What you are asked to do: Select every line containing the word "Single" from the material, and copy those lines.

Stored data:
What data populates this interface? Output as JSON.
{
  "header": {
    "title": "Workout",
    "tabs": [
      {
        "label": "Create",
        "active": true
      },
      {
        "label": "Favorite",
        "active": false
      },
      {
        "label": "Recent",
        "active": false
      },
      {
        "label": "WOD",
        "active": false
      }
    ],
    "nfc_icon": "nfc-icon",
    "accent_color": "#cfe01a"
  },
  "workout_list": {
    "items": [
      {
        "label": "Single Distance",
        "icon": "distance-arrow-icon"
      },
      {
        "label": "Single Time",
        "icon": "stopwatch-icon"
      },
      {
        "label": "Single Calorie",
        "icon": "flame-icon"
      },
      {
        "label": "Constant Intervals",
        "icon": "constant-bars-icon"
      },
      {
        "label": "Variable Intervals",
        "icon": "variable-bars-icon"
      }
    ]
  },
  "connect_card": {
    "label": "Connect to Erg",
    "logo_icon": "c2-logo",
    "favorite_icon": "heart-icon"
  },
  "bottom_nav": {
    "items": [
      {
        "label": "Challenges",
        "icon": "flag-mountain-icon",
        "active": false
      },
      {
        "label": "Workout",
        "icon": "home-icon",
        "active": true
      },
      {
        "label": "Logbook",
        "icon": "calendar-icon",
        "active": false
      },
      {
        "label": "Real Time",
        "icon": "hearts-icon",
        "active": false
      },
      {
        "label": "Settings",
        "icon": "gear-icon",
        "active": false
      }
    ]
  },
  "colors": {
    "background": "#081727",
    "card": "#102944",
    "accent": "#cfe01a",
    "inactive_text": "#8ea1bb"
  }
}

Expected answer:
        "label": "Single Distance",
        "label": "Single Time",
        "label": "Single Calorie",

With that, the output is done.